● **Objective**: Copy out all the entries word for word.

+++ Task material +++

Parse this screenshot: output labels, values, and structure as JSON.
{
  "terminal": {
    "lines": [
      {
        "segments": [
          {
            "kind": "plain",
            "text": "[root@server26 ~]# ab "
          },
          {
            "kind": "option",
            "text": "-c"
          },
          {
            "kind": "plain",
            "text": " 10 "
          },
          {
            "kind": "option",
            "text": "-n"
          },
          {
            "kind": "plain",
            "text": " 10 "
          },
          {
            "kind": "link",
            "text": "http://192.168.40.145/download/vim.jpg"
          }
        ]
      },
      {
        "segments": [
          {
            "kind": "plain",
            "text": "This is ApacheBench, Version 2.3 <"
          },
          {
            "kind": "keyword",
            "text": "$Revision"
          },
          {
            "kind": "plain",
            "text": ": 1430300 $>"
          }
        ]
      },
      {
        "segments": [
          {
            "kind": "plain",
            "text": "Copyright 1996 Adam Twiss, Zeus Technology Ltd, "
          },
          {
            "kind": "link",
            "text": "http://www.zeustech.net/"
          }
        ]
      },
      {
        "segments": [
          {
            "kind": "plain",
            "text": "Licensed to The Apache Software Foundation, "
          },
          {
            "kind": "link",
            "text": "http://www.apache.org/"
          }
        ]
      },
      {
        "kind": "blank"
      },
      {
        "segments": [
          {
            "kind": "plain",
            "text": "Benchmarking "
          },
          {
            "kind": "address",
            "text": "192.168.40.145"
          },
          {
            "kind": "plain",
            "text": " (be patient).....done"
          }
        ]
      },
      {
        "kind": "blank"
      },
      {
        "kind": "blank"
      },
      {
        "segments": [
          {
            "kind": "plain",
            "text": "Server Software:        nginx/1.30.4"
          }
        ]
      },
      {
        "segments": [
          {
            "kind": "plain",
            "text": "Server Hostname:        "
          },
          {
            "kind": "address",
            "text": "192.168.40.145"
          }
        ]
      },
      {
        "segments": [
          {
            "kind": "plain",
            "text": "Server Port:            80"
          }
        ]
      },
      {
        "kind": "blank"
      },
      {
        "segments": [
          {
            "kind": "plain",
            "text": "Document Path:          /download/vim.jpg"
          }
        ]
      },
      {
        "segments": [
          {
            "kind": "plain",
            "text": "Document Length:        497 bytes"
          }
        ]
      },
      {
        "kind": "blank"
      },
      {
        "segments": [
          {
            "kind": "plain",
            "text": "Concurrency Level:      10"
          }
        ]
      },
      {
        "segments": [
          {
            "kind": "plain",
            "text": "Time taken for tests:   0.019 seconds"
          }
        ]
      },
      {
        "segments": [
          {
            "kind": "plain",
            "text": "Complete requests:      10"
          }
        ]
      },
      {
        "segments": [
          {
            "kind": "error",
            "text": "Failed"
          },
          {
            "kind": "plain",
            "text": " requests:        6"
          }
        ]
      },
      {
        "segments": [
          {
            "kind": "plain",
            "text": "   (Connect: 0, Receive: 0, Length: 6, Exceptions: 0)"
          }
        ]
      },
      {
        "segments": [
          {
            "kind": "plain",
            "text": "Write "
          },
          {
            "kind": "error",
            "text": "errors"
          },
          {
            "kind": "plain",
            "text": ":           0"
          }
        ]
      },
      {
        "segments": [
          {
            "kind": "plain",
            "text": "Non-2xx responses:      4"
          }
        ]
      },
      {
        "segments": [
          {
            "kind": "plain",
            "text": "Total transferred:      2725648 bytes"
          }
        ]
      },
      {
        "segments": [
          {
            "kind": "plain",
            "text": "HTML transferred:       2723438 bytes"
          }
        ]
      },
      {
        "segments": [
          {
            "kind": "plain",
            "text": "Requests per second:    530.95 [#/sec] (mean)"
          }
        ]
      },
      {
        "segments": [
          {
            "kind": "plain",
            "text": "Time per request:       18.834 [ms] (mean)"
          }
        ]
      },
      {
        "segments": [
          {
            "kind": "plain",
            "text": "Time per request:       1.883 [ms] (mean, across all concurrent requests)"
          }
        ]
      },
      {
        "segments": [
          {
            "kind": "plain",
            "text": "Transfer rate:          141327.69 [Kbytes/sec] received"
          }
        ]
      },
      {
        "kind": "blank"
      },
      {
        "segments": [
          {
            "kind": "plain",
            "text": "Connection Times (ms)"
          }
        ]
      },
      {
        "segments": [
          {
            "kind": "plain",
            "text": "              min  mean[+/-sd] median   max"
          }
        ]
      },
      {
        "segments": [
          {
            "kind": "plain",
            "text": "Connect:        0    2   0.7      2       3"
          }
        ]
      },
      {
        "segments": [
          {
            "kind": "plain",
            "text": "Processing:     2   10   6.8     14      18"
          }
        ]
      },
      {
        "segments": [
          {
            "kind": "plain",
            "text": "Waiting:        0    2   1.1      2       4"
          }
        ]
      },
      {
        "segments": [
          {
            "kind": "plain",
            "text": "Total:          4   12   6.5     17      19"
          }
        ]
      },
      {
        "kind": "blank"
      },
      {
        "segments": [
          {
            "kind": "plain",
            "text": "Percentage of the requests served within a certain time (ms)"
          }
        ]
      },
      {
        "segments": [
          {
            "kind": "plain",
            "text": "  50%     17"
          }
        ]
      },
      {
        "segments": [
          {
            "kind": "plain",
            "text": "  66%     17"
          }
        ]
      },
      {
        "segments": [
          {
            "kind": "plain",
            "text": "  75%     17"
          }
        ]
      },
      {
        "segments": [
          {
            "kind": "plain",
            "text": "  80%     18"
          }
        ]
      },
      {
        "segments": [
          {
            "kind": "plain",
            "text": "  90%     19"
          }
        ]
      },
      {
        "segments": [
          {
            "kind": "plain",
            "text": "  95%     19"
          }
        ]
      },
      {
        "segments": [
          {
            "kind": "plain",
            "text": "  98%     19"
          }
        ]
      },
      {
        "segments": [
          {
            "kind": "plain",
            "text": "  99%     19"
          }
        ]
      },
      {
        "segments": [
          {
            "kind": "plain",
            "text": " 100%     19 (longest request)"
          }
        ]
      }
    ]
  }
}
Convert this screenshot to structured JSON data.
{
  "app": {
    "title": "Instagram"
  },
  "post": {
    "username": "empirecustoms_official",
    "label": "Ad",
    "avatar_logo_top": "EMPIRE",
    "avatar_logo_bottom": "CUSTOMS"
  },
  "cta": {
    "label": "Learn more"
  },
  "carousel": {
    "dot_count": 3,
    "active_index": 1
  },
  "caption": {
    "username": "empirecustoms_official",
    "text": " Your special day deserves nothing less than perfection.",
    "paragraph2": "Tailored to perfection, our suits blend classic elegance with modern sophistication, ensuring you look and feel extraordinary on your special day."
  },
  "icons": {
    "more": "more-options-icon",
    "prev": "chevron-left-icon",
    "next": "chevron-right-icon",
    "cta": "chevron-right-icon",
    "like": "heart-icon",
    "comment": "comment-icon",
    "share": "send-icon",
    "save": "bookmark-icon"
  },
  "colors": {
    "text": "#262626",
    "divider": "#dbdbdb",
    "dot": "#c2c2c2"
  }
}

+++

● **Solved exercise**:
Parse this screenshot: output labels, values, and structure as JSON.
{
  "terminal": {
    "lines": [
      {
        "segments": [
          {
            "kind": "plain",
            "text": "[root@server26 ~]# ab "
          },
          {
            "kind": "option",
            "text": "-c"
          },
          {
            "kind": "plain",
            "text": " 10 "
          },
          {
            "kind": "option",
            "text": "-n"
          },
          {
            "kind": "plain",
            "text": " 10 "
          },
          {
            "kind": "link",
            "text": "http://192.168.40.145/download/vim.jpg"
          }
        ]
      },
      {
        "segments": [
          {
            "kind": "plain",
            "text": "This is ApacheBench, Version 2.3 <"
          },
          {
            "kind": "keyword",
            "text": "$Revision"
          },
          {
            "kind": "plain",
            "text": ": 1430300 $>"
          }
        ]
      },
      {
        "segments": [
          {
            "kind": "plain",
            "text": "Copyright 1996 Adam Twiss, Zeus Technology Ltd, "
          },
          {
            "kind": "link",
            "text": "http://www.zeustech.net/"
          }
        ]
      },
      {
        "segments": [
          {
            "kind": "plain",
            "text": "Licensed to The Apache Software Foundation, "
          },
          {
            "kind": "link",
            "text": "http://www.apache.org/"
          }
        ]
      },
      {
        "kind": "blank"
      },
      {
        "segments": [
          {
            "kind": "plain",
            "text": "Benchmarking "
          },
          {
            "kind": "address",
            "text": "192.168.40.145"
          },
          {
            "kind": "plain",
            "text": " (be patient).....done"
          }
        ]
      },
      {
        "kind": "blank"
      },
      {
        "kind": "blank"
      },
      {
        "segments": [
          {
            "kind": "plain",
            "text": "Server Software:        nginx/1.30.4"
          }
        ]
      },
      {
        "segments": [
          {
            "kind": "plain",
            "text": "Server Hostname:        "
          },
          {
            "kind": "address",
            "text": "192.168.40.145"
          }
        ]
      },
      {
        "segments": [
          {
            "kind": "plain",
            "text": "Server Port:            80"
          }
        ]
      },
      {
        "kind": "blank"
      },
      {
        "segments": [
          {
            "kind": "plain",
            "text": "Document Path:          /download/vim.jpg"
          }
        ]
      },
      {
        "segments": [
          {
            "kind": "plain",
            "text": "Document Length:        497 bytes"
          }
        ]
      },
      {
        "kind": "blank"
      },
      {
        "segments": [
          {
            "kind": "plain",
            "text": "Concurrency Level:      10"
          }
        ]
      },
      {
        "segments": [
          {
            "kind": "plain",
            "text": "Time taken for tests:   0.019 seconds"
          }
        ]
      },
      {
        "segments": [
          {
            "kind": "plain",
            "text": "Complete requests:      10"
          }
        ]
      },
      {
        "segments": [
          {
            "kind": "error",
            "text": "Failed"
          },
          {
            "kind": "plain",
            "text": " requests:        6"
          }
        ]
      },
      {
        "segments": [
          {
            "kind": "plain",
            "text": "   (Connect: 0, Receive: 0, Length: 6, Exceptions: 0)"
          }
        ]
      },
      {
        "segments": [
          {
            "kind": "plain",
            "text": "Write "
          },
          {
            "kind": "error",
            "text": "errors"
          },
          {
            "kind": "plain",
            "text": ":           0"
          }
        ]
      },
      {
        "segments": [
          {
            "kind": "plain",
            "text": "Non-2xx responses:      4"
          }
        ]
      },
      {
        "segments": [
          {
            "kind": "plain",
            "text": "Total transferred:      2725648 bytes"
          }
        ]
      },
      {
        "segments": [
          {
            "kind": "plain",
            "text": "HTML transferred:       2723438 bytes"
          }
        ]
      },
      {
        "segments": [
          {
            "kind": "plain",
            "text": "Requests per second:    530.95 [#/sec] (mean)"
          }
        ]
      },
      {
        "segments": [
          {
            "kind": "plain",
            "text": "Time per request:       18.834 [ms] (mean)"
          }
        ]
      },
      {
        "segments": [
          {
            "kind": "plain",
            "text": "Time per request:       1.883 [ms] (mean, across all concurrent requests)"
          }
        ]
      },
      {
        "segments": [
          {
            "kind": "plain",
            "text": "Transfer rate:          141327.69 [Kbytes/sec] received"
          }
        ]
      },
      {
        "kind": "blank"
      },
      {
        "segments": [
          {
            "kind": "plain",
            "text": "Connection Times (ms)"
          }
        ]
      },
      {
        "segments": [
          {
            "kind": "plain",
            "text": "              min  mean[+/-sd] median   max"
          }
        ]
      },
      {
        "segments": [
          {
            "kind": "plain",
            "text": "Connect:        0    2   0.7      2       3"
          }
        ]
      },
      {
        "segments": [
          {
            "kind": "plain",
            "text": "Processing:     2   10   6.8     14      18"
          }
        ]
      },
      {
        "segments": [
          {
            "kind": "plain",
            "text": "Waiting:        0    2   1.1      2       4"
          }
        ]
      },
      {
        "segments": [
          {
            "kind": "plain",
            "text": "Total:          4   12   6.5     17      19"
          }
        ]
      },
      {
        "kind": "blank"
      },
      {
        "segments": [
          {
            "kind": "plain",
            "text": "Percentage of the requests served within a certain time (ms)"
          }
        ]
      },
      {
        "segments": [
          {
            "kind": "plain",
            "text": "  50%     17"
          }
        ]
      },
      {
        "segments": [
          {
            "kind": "plain",
            "text": "  66%     17"
          }
        ]
      },
      {
        "segments": [
          {
            "kind": "plain",
            "text": "  75%     17"
          }
        ]
      },
      {
        "segments": [
          {
            "kind": "plain",
            "text": "  80%     18"
          }
        ]
      },
      {
        "segments": [
          {
            "kind": "plain",
            "text": "  90%     19"
          }
        ]
      },
      {
        "segments": [
          {
            "kind": "plain",
            "text": "  95%     19"
          }
        ]
      },
      {
        "segments": [
          {
            "kind": "plain",
            "text": "  98%     19"
          }
        ]
      },
      {
        "segments": [
          {
            "kind": "plain",
            "text": "  99%     19"
          }
        ]
      },
      {
        "segments": [
          {
            "kind": "plain",
            "text": " 100%     19 (longest request)"
          }
        ]
      }
    ]
  }
}
Convert this screenshot to structured JSON data.
{
  "app": {
    "title": "Instagram"
  },
  "post": {
    "username": "empirecustoms_official",
    "label": "Ad",
    "avatar_logo_top": "EMPIRE",
    "avatar_logo_bottom": "CUSTOMS"
  },
  "cta": {
    "label": "Learn more"
  },
  "carousel": {
    "dot_count": 3,
    "active_index": 1
  },
  "caption": {
    "username": "empirecustoms_official",
    "text": " Your special day deserves nothing less than perfection.",
    "paragraph2": "Tailored to perfection, our suits blend classic elegance with modern sophistication, ensuring you look and feel extraordinary on your special day."
  },
  "icons": {
    "more": "more-options-icon",
    "prev": "chevron-left-icon",
    "next": "chevron-right-icon",
    "cta": "chevron-right-icon",
    "like": "heart-icon",
    "comment": "comment-icon",
    "share": "send-icon",
    "save": "bookmark-icon"
  },
  "colors": {
    "text": "#262626",
    "divider": "#dbdbdb",
    "dot": "#c2c2c2"
  }
}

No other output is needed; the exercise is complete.